● EXERCISE DIRECTIONS: From the entries that follow, extract each line holding the string "this".

● SUPPLIED MATERIAL:
## start

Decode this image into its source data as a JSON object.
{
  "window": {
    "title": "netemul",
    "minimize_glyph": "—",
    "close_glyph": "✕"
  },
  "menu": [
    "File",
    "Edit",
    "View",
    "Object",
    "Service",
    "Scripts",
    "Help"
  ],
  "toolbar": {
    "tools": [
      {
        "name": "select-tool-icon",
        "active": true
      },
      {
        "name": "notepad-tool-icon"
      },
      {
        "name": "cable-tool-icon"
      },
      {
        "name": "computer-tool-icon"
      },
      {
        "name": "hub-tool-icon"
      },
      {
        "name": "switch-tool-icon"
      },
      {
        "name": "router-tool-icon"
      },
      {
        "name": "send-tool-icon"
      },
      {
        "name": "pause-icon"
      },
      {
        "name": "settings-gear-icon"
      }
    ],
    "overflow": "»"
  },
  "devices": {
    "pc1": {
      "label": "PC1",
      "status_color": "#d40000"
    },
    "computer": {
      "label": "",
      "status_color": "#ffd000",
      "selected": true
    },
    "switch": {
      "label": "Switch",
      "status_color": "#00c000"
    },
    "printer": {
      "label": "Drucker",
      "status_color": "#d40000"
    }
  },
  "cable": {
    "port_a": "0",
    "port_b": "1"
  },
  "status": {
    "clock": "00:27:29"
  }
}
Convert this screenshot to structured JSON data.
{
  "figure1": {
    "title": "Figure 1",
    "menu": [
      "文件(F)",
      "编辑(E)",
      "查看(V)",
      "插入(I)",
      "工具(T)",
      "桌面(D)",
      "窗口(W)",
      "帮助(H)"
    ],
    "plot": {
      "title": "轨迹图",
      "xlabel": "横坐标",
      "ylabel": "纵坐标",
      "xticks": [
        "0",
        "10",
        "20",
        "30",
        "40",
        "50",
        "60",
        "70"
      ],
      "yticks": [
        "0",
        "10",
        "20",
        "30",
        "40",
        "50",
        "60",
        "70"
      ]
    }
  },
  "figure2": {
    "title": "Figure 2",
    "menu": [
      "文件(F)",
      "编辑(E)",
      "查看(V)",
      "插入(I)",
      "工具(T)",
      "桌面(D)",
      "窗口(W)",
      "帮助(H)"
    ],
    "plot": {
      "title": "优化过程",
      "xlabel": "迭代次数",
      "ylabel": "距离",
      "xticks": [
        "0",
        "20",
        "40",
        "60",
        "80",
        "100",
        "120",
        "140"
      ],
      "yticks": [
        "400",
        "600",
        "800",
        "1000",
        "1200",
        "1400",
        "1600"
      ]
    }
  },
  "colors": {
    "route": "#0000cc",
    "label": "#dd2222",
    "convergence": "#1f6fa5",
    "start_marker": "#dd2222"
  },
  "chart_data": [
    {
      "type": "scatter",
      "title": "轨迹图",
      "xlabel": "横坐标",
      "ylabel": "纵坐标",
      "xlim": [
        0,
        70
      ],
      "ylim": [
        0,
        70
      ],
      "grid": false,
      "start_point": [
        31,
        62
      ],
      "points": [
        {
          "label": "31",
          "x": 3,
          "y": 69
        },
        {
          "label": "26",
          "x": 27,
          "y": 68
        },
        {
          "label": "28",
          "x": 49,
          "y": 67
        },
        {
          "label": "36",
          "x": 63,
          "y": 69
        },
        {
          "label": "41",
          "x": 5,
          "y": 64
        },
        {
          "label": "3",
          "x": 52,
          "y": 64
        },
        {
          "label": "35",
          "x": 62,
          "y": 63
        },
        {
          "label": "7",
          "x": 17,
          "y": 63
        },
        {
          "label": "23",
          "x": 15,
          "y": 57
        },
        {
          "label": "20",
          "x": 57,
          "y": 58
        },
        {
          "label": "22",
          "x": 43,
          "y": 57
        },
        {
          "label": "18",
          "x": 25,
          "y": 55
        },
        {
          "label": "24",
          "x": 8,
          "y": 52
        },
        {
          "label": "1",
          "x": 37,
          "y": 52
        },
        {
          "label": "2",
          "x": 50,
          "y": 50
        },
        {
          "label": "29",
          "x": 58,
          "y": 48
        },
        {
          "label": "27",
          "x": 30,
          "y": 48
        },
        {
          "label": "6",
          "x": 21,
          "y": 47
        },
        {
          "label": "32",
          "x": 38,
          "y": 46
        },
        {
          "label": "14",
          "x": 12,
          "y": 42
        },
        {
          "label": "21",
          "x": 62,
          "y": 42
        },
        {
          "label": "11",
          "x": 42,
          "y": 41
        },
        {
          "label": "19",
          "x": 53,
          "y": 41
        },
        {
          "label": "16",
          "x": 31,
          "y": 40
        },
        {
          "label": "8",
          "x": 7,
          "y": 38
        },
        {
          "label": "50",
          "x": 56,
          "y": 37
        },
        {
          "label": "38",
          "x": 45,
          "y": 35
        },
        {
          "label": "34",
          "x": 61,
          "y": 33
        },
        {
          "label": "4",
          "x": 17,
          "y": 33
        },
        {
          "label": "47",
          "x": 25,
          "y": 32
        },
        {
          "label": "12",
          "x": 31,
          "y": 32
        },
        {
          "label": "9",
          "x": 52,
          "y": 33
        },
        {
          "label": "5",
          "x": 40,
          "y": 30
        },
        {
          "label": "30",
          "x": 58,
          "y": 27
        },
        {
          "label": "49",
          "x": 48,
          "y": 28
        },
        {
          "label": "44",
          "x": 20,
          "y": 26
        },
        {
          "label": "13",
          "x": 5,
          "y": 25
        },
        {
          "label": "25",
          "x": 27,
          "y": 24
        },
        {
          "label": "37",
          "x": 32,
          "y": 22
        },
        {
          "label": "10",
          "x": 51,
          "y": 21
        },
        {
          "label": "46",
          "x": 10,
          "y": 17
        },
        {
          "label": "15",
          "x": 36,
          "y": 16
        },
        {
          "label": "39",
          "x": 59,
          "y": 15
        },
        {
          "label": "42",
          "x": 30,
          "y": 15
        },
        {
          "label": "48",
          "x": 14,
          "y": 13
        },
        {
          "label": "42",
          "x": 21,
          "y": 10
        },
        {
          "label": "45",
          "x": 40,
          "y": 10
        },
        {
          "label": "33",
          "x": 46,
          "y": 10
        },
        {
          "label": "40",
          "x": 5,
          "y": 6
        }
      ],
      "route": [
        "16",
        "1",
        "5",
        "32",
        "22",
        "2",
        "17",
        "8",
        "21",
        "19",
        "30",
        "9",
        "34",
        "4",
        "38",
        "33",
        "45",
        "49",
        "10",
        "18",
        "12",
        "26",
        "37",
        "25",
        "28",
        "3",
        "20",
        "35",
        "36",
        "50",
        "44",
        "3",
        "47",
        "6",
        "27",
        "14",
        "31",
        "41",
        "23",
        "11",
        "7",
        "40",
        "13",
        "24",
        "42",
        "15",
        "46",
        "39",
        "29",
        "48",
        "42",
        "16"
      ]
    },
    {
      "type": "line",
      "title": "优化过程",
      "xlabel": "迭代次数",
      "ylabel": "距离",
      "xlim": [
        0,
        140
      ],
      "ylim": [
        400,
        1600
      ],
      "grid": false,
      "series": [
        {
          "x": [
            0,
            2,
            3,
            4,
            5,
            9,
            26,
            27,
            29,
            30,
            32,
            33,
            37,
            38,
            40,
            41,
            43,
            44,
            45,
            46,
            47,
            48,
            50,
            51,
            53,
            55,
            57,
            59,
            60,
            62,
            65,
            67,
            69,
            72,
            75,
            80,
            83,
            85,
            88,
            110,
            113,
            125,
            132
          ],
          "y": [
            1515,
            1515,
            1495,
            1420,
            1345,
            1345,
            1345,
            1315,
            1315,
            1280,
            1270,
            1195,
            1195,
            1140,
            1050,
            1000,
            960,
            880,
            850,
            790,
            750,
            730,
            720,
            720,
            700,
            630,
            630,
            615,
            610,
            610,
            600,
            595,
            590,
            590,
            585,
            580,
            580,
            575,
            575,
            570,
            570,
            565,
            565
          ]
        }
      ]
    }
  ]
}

## end

● COMPLETED TASK:
Decode this image into its source data as a JSON object.
Convert this screenshot to structured JSON data.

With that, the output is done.